Were it but the pitifullest infintesimal fraction
of a product, produce it in God's name!
'Tis the utmost thou hast in thee: out with it, then."

—Thomas Carlyle

General Secura Information

Secura distributes a couple of induction cooktops under the "DuxTop" brand name. More generally, they seem to be a distributor of small appliances and cookware—probably imported from the Orient and custom-badged for them or for their wholesale-level customers.

The units at first glance seem reasonable for the price; but then one reads more closely, and notices that the timers on these things are only settable in 5-minute increments; not only is that a deal less useful than the usual minuts timer, but also speaks of corner-cutting in the design. Caveat emptor.


Secura Induction-Unit Data

As always in these listings, we give these standard general—

Important notes on these data:

  1. We have spent a lot of time hunting these data--often in several places for each individual unit--but we cannot and do not guarantee any datum to be correct (indeed, we often found conflicting data at different sources). Caveat emptor!

  2. For those units we offer for sale, the prices shown are never over a day old. For other items, the prices shown are the lowest we found with moderate but not fanatic searching; moreover, they are not updated very often and are only intended as a rough guide to comparative unit values in cost/power terms.

  3. Most "Features" are not terribly important, and are nearly standard among roughly similar units, regardless of brand name. If some "feature"--shown or omitted--is especially important to you, check on it, because we did not take great pains over the "Features" data.

  4. Dimensions given here are, as the makers themselves warn, only to be used as guidelines in planning--never do anything (such as cutting a countertop) till you have your actual unit to hand.

DIRECTIONS:
Carry on the passage on Secura induction cooktops, starting after its final sentence. The listing after this point is separate material, unrelated to the passage on Secura induction cooktops.

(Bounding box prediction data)
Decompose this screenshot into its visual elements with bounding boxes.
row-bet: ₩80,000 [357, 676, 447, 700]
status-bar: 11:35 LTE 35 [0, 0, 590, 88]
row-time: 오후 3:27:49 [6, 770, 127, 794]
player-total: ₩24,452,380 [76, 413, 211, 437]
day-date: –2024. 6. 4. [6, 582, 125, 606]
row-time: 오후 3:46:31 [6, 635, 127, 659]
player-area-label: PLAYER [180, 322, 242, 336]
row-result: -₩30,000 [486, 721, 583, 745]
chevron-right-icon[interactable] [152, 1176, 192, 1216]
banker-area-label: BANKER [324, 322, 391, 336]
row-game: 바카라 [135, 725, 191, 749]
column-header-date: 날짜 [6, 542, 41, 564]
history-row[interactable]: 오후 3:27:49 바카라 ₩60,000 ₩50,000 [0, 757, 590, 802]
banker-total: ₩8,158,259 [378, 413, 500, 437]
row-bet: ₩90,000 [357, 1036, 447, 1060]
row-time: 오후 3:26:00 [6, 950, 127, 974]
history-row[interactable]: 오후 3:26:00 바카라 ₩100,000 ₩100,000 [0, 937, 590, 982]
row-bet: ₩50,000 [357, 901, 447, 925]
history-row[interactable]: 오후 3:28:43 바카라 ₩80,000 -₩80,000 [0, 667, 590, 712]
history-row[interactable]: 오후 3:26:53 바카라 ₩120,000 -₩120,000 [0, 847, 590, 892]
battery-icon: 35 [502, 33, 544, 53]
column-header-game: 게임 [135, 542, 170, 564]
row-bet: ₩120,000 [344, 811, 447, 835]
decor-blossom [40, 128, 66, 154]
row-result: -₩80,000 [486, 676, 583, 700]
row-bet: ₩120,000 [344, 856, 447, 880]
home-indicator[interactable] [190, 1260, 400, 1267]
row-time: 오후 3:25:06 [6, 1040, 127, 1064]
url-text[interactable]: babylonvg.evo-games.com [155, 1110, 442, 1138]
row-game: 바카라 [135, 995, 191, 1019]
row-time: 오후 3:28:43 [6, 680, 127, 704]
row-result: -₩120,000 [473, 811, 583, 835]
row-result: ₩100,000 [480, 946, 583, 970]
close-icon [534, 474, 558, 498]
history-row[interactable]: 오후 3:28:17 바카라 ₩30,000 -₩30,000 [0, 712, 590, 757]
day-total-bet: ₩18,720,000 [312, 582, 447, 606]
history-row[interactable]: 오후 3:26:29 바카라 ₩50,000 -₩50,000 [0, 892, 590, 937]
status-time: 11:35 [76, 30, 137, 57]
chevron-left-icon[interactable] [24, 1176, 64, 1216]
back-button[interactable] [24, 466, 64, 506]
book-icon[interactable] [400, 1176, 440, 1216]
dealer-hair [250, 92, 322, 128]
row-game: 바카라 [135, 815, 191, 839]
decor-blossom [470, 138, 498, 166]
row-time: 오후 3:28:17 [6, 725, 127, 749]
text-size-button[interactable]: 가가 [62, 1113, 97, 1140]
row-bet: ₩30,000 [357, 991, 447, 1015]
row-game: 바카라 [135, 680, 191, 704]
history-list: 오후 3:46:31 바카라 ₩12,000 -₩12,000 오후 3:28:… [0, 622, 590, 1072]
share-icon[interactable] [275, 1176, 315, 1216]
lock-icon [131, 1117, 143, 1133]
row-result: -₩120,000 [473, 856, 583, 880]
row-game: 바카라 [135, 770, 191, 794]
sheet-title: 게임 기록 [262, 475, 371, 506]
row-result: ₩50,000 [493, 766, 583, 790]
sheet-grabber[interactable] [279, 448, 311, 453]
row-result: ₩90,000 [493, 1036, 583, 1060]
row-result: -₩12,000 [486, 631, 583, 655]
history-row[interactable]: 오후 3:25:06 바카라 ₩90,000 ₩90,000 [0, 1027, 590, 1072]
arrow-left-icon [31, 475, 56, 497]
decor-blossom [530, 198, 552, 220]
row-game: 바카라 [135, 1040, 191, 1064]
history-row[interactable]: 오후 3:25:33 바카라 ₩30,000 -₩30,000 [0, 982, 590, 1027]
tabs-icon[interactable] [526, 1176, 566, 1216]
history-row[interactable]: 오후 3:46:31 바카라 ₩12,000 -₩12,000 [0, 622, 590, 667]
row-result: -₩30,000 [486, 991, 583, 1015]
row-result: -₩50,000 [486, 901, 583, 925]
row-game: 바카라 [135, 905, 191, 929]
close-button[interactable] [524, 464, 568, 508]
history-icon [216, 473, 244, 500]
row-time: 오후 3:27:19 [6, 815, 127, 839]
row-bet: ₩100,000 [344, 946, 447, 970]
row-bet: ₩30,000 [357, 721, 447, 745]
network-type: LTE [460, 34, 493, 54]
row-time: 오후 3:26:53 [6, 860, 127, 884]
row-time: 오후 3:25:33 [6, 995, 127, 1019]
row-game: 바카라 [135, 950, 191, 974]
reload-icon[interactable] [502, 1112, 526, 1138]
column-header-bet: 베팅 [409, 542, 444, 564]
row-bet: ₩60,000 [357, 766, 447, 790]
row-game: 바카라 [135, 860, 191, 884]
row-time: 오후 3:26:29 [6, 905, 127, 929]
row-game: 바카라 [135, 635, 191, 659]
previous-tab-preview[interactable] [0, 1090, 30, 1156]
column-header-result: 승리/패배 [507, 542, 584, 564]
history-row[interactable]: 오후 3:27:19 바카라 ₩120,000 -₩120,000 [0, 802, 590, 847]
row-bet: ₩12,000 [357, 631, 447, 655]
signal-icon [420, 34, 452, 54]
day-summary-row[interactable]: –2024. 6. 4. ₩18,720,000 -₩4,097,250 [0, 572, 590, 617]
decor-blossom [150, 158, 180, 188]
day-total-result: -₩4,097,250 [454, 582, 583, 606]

RESULT FOR THIS TASK:
  5. A very important unit datum is the "MaxPower" value. Many units show individual-element powers that add up to impressive totals that the unit cannot really supply. That is not a defect or some form of cheating: it is "power sharing", a clever and useful feature; but, unless the maker is unusually open about data, one can easily be misled into believeing that the unit as a whole is more powerful than it is. Your dollars are buying cooking power, and you need to be well aware of just what you are paying for in actual cost/power terms for the unit as a whole.

  6. Similar to power sharing (though less flexible) is the "power boost" feature many units have on some or all of their elements. (That feature allows a "boosted" element to temporarily, for some short period--rarely specified, but typically 10 minutes or so--run at some set level well over its nominal power, to help with tasks like getting large pots of water to boiling.) As with true power sharing, if one is not careful, one can get an incorrect impression of the true total power capability of the unit as a whole, which, as we just said, is basically what your dollars are buying.

(For much fuller information on power, read our page Kitchen Electricity 101.)



We found two Secura DuxTop induction-cooking induction-cooking models:

  • Price: $$49.99

  • Cost/Kilowatt: $30



  • (Sorry, no image.)
    Secura DuxTop 8300ST
    (maker's product page)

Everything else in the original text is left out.